──────── Data for this task

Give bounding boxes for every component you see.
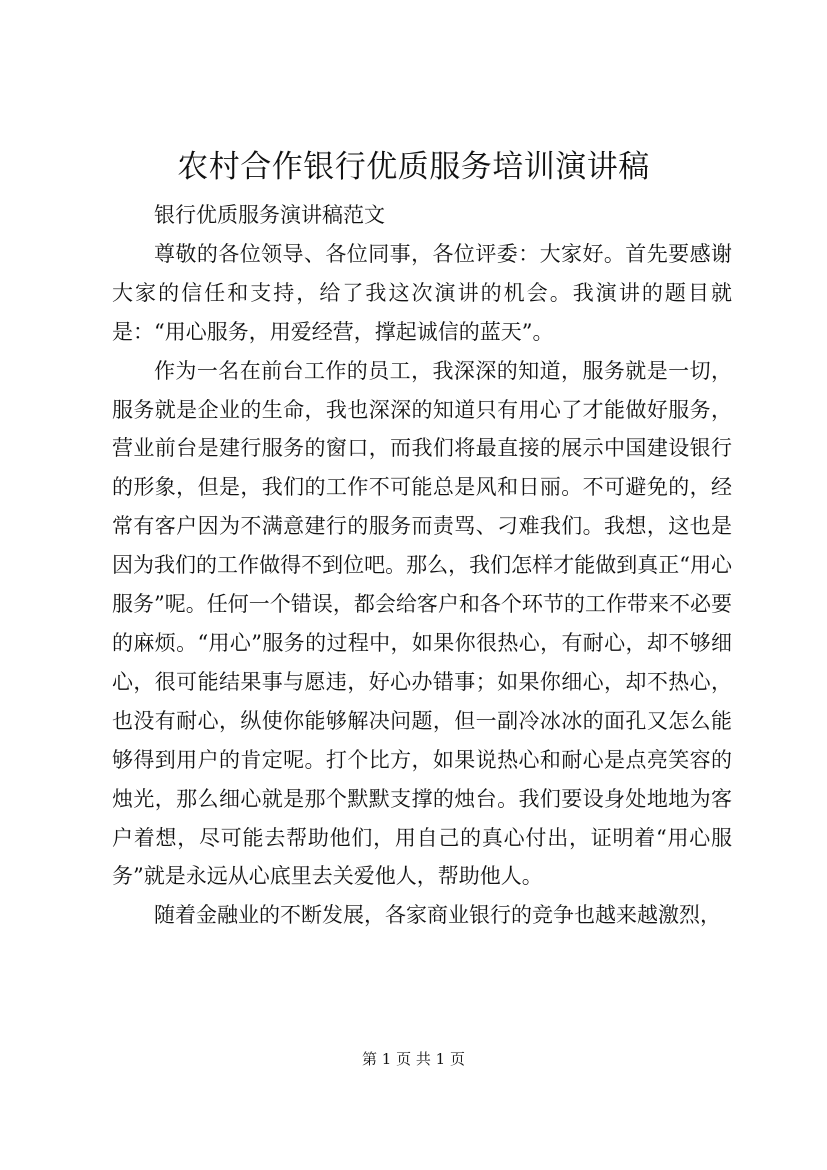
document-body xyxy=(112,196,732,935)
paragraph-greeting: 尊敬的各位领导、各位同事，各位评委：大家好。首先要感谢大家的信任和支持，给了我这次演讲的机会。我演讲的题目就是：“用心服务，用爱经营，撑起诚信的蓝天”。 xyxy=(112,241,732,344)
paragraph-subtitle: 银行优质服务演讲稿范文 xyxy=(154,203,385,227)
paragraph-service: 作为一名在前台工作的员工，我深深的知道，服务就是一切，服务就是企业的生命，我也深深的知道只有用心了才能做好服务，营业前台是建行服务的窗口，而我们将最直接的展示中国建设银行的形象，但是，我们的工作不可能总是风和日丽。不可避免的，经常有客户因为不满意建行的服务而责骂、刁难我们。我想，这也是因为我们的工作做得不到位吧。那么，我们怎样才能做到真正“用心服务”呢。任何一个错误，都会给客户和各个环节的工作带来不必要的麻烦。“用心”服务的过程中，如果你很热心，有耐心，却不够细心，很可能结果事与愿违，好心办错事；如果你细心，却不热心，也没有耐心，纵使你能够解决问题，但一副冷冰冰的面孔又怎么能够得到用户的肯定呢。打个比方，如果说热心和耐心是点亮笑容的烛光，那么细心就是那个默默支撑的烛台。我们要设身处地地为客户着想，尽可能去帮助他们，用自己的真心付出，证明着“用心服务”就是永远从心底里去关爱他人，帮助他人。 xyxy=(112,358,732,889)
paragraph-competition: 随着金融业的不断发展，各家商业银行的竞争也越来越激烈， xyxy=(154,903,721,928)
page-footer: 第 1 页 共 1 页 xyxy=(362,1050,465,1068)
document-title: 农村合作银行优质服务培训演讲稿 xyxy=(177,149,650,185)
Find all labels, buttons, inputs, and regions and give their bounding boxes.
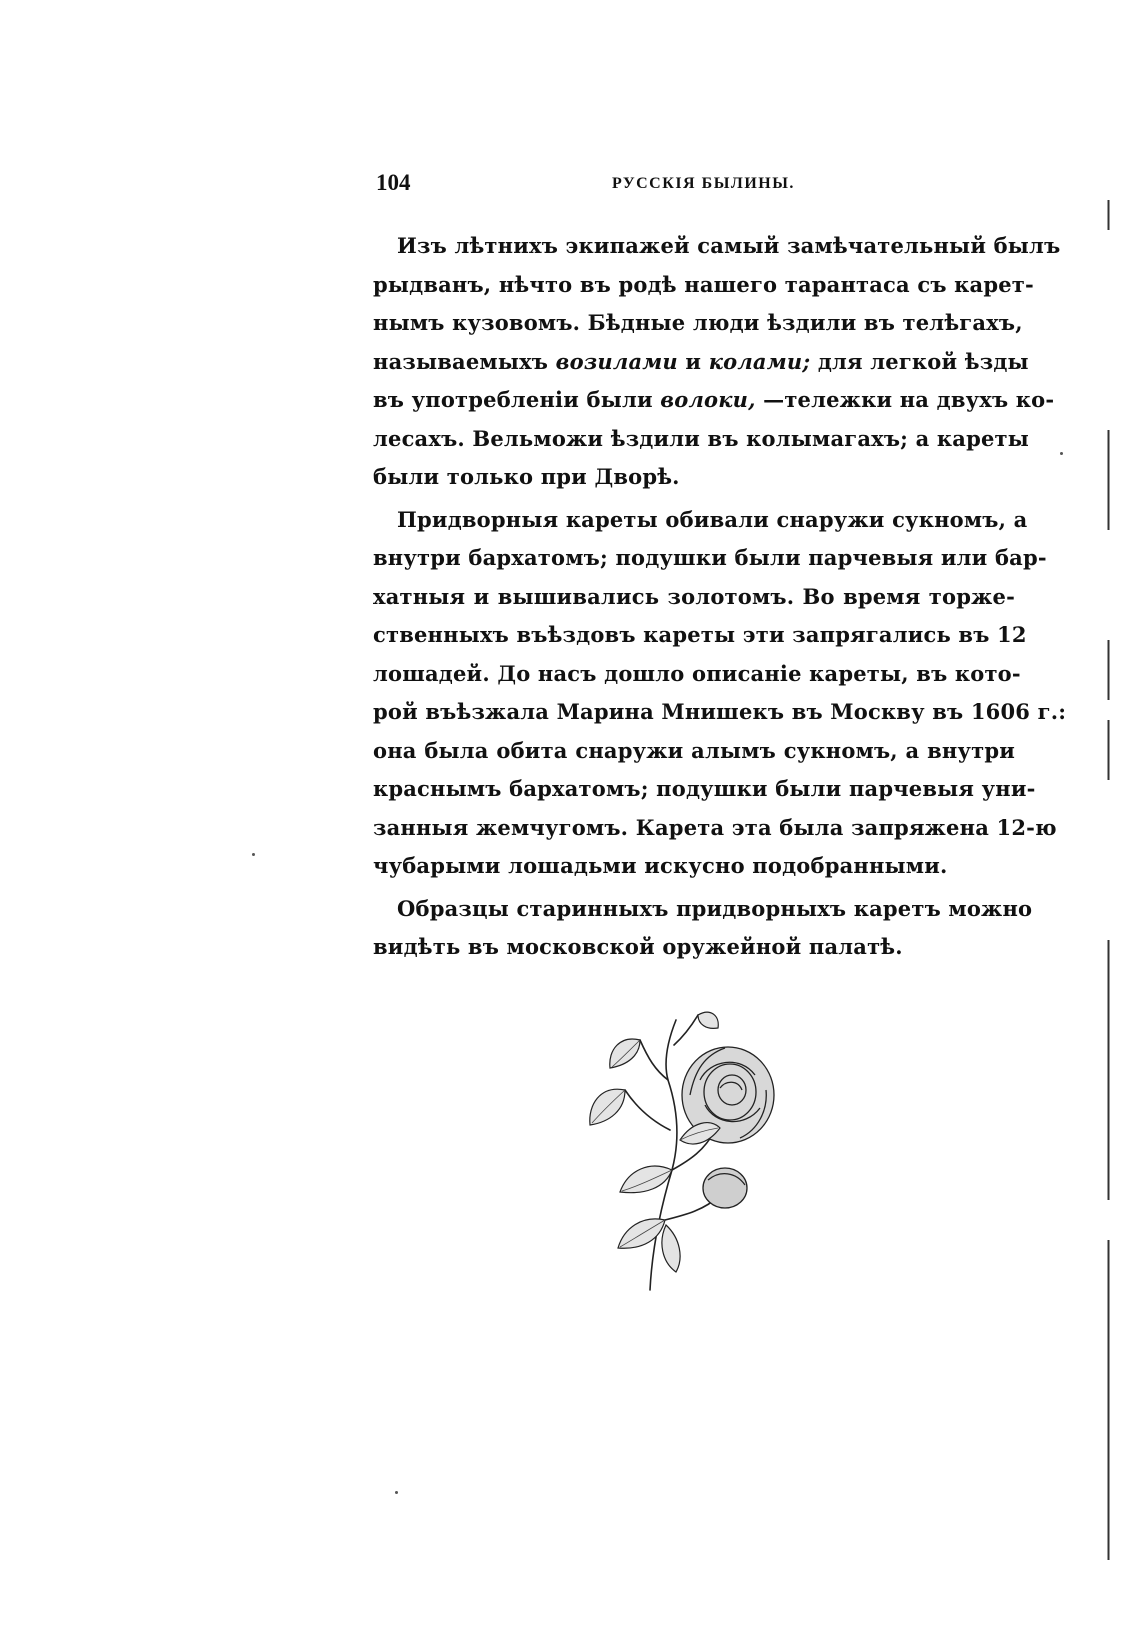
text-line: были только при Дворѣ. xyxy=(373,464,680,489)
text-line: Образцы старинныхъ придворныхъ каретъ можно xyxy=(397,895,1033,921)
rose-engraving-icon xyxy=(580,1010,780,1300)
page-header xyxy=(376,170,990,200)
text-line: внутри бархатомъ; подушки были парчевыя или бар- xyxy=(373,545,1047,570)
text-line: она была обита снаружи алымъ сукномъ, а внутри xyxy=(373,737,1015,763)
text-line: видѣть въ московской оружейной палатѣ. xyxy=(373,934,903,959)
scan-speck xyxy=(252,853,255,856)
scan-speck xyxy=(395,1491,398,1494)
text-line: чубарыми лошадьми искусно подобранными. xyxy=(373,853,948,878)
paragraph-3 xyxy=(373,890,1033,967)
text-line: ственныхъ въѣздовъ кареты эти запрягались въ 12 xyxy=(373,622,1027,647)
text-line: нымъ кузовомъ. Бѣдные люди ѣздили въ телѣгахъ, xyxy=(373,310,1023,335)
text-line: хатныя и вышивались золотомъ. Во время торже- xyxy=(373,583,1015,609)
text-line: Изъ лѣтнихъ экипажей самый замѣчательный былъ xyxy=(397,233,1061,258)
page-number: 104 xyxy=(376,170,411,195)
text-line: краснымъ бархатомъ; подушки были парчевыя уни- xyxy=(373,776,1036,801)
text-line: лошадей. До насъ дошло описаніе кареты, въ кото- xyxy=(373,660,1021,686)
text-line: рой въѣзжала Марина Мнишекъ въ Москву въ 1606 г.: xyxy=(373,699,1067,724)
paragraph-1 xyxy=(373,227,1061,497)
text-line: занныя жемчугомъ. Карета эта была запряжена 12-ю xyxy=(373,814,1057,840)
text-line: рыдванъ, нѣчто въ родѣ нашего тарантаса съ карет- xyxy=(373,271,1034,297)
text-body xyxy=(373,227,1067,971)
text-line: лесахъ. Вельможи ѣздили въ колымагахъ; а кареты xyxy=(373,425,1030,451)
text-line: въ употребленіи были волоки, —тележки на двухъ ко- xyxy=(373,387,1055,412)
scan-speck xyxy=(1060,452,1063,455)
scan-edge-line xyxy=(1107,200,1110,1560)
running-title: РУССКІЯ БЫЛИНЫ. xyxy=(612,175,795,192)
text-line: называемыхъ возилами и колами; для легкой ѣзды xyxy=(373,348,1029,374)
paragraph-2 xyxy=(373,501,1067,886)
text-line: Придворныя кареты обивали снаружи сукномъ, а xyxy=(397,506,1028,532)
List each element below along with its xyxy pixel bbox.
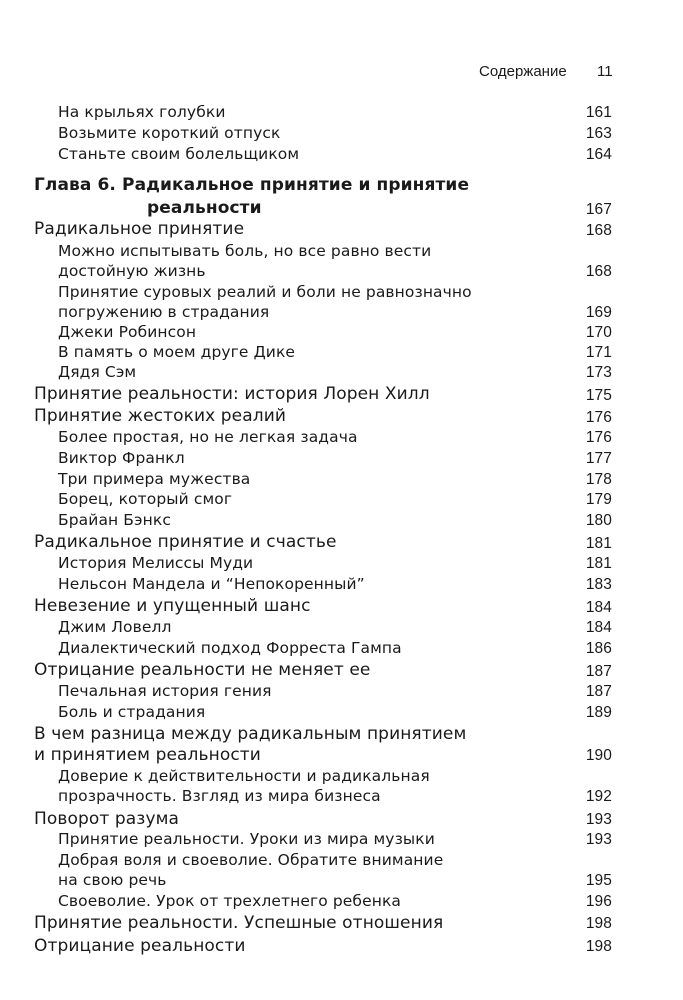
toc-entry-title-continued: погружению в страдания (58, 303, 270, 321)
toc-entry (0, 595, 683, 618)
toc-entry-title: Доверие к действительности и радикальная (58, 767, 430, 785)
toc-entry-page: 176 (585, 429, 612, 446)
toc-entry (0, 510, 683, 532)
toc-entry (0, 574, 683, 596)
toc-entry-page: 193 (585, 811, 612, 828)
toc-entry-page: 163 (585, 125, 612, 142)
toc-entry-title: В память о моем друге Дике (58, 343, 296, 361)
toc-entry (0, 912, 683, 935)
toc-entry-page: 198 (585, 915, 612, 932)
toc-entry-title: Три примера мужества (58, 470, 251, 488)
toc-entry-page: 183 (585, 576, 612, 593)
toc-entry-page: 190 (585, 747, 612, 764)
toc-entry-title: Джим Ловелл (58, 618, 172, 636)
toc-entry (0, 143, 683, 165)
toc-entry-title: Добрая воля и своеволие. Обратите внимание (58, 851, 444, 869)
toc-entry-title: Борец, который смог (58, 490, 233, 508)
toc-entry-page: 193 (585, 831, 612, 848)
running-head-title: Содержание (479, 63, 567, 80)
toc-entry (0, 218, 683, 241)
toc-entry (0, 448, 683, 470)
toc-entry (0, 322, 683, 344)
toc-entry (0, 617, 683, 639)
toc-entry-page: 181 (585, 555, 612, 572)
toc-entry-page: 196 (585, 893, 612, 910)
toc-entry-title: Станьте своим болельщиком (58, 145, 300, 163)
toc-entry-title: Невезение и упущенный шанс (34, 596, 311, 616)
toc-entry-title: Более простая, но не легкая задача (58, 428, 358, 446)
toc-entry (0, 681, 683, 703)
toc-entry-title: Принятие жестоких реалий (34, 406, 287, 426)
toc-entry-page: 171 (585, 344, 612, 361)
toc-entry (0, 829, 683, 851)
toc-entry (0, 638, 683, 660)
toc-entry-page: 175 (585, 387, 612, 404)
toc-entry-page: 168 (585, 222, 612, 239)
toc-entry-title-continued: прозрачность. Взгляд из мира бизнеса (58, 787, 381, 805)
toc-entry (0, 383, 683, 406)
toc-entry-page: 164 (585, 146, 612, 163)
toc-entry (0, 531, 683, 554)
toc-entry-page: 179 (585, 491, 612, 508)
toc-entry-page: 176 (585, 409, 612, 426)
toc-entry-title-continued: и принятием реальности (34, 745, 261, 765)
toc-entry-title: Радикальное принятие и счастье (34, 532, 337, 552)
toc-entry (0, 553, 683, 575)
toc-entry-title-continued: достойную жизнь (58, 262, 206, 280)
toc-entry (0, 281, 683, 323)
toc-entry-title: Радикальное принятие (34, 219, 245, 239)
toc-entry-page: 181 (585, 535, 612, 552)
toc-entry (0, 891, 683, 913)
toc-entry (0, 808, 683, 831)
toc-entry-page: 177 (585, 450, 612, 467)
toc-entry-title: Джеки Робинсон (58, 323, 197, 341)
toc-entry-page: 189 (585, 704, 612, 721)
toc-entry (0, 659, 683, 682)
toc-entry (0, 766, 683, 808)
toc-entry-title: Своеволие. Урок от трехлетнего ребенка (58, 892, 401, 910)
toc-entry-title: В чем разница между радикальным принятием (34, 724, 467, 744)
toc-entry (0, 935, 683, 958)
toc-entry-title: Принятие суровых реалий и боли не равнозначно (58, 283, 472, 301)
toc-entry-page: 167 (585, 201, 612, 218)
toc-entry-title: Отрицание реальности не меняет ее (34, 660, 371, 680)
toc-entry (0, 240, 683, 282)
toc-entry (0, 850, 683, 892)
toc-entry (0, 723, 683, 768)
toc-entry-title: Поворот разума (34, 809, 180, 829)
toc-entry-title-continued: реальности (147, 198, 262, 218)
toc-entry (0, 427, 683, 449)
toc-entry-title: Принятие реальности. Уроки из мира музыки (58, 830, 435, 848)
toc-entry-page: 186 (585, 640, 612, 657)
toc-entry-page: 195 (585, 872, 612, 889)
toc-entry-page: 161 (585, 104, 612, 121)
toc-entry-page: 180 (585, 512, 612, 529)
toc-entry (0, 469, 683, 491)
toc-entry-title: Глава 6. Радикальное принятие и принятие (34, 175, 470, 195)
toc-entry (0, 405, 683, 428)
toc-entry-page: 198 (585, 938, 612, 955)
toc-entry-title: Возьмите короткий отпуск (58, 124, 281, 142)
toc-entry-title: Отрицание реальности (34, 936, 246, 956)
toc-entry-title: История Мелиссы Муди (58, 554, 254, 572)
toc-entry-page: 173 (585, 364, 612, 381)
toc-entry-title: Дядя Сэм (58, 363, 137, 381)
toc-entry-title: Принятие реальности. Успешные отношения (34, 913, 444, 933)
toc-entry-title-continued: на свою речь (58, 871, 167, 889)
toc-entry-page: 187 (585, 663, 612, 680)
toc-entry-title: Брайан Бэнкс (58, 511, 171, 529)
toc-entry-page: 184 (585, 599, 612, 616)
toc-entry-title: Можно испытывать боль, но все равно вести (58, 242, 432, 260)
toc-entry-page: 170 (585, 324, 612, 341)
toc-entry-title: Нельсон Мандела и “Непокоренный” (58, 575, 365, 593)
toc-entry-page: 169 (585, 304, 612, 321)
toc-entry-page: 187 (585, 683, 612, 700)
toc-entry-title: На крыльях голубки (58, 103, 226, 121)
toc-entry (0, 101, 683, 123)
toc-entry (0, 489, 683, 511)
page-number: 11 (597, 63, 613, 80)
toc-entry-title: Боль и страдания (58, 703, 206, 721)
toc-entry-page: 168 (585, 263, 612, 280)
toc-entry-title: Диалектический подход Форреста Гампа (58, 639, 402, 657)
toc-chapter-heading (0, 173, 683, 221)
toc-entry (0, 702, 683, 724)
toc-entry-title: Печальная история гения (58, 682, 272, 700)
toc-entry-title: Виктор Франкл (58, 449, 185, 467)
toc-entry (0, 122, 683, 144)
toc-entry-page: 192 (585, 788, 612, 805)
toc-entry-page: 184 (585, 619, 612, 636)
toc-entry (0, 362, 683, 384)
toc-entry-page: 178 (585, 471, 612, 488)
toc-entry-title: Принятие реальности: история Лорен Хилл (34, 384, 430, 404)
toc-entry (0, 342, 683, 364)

────────────────

### Problem statement
Arrange the lines above as a Markdown table with the columns No. and Line, starting at the line that contains "text-line: были только" and ending at the line that contains "text-line: внутри бархатомъ;". Number each line in No. and leave out any blank lines.

### Result
| No. | Line |
|---|---|
| 1 | text-line: были только при Дворѣ. xyxy=(373,464,680,489) |
| 2 | text-line: Образцы старинныхъ придворныхъ каретъ можно xyxy=(397,895,1033,921) |
| 3 | rose-engraving-icon xyxy=(580,1010,780,1300) |
| 4 | page-header xyxy=(376,170,990,200) |
| 5 | text-line: внутри бархатомъ; подушки были парчевыя или бар- xyxy=(373,545,1047,570) |